*What you have to do*:
Gather from the material every line that contains the string "Kulturgeschichte".

*Exercise material*:
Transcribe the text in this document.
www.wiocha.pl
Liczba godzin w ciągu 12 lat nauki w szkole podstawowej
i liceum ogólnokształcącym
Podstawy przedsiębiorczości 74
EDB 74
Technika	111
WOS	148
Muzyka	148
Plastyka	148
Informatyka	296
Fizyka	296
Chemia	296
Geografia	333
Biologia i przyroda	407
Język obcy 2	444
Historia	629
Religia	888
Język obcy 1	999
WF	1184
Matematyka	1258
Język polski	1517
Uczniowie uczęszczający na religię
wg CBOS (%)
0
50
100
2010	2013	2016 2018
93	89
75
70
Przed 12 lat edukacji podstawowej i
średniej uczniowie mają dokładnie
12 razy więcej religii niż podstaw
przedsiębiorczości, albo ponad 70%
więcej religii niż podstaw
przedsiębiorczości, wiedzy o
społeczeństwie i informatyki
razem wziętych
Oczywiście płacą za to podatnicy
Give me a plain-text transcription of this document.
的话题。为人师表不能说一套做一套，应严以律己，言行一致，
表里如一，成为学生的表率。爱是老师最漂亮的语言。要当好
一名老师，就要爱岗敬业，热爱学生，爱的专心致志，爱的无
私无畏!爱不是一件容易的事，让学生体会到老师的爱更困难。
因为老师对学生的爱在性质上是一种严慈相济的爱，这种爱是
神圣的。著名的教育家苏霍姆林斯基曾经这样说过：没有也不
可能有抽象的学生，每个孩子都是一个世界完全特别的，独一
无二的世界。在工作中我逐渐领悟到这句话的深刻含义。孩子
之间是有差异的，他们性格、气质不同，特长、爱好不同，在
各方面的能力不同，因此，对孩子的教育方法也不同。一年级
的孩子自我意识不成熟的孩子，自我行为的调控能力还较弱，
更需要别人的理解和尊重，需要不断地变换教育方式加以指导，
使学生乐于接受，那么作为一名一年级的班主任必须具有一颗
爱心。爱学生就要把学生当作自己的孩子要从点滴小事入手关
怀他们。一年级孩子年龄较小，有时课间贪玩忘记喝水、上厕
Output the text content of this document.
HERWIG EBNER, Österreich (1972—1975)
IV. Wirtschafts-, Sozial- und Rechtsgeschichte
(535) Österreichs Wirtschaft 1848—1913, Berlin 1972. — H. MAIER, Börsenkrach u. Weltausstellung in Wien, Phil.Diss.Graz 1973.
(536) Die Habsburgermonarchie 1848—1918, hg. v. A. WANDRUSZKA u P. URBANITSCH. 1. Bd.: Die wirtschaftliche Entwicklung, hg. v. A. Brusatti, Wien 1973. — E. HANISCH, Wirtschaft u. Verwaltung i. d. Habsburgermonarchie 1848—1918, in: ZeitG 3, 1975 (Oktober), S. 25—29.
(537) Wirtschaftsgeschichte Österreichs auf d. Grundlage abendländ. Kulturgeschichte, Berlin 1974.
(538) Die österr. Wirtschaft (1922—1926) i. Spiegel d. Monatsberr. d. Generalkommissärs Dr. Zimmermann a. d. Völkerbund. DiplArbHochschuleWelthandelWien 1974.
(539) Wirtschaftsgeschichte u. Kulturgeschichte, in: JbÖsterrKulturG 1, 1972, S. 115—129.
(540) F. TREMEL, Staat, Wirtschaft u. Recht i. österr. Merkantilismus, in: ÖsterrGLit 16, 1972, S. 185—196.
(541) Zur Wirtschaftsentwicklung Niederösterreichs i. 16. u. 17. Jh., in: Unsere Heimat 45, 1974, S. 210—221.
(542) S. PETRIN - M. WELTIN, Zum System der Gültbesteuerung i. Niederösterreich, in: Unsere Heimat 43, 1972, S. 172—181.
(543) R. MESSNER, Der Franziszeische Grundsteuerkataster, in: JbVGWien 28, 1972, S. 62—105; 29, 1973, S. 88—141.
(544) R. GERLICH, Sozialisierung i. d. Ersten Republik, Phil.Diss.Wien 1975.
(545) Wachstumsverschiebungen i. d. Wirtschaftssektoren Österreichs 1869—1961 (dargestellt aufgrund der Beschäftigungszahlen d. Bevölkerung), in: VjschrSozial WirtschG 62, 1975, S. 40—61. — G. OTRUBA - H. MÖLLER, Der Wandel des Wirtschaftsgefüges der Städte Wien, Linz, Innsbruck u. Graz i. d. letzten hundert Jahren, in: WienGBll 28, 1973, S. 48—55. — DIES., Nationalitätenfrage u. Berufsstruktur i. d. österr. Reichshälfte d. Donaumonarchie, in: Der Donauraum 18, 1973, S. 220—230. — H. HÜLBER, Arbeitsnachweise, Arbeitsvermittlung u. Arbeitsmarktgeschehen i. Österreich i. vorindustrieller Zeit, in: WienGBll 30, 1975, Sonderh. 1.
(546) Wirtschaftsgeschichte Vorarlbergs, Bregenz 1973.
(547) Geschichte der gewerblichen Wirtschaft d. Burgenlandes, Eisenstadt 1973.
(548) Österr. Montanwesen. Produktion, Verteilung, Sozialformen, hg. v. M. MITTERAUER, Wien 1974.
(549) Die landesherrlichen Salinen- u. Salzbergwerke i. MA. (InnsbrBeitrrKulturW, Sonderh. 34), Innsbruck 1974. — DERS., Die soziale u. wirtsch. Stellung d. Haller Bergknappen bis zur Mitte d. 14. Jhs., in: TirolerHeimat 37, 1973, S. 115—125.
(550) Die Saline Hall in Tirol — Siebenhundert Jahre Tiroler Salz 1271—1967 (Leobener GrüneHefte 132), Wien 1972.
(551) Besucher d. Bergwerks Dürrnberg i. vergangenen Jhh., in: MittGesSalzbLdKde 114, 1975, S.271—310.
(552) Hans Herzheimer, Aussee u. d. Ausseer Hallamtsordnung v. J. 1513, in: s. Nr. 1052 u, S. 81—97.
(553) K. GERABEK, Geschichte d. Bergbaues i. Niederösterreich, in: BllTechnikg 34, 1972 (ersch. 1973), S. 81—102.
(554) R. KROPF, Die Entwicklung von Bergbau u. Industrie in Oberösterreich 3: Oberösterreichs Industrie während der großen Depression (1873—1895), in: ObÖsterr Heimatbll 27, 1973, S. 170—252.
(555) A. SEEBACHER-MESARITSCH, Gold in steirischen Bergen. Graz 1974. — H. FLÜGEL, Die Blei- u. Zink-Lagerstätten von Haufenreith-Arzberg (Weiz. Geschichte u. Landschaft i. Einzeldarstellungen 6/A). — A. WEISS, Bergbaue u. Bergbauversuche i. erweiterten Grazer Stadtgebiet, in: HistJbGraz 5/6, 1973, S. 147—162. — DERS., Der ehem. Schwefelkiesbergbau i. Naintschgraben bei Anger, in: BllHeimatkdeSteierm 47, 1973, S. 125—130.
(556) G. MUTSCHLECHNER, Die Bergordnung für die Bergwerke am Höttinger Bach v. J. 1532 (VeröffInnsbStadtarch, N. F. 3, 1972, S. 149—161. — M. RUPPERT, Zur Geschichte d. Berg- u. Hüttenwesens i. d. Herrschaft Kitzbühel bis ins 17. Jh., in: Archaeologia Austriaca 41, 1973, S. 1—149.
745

*Written response*:
(537) Wirtschaftsgeschichte Österreichs auf d. Grundlage abendländ. Kulturgeschichte, Berlin 1974.
(539) Wirtschaftsgeschichte u. Kulturgeschichte, in: JbÖsterrKulturG 1, 1972, S. 115—129.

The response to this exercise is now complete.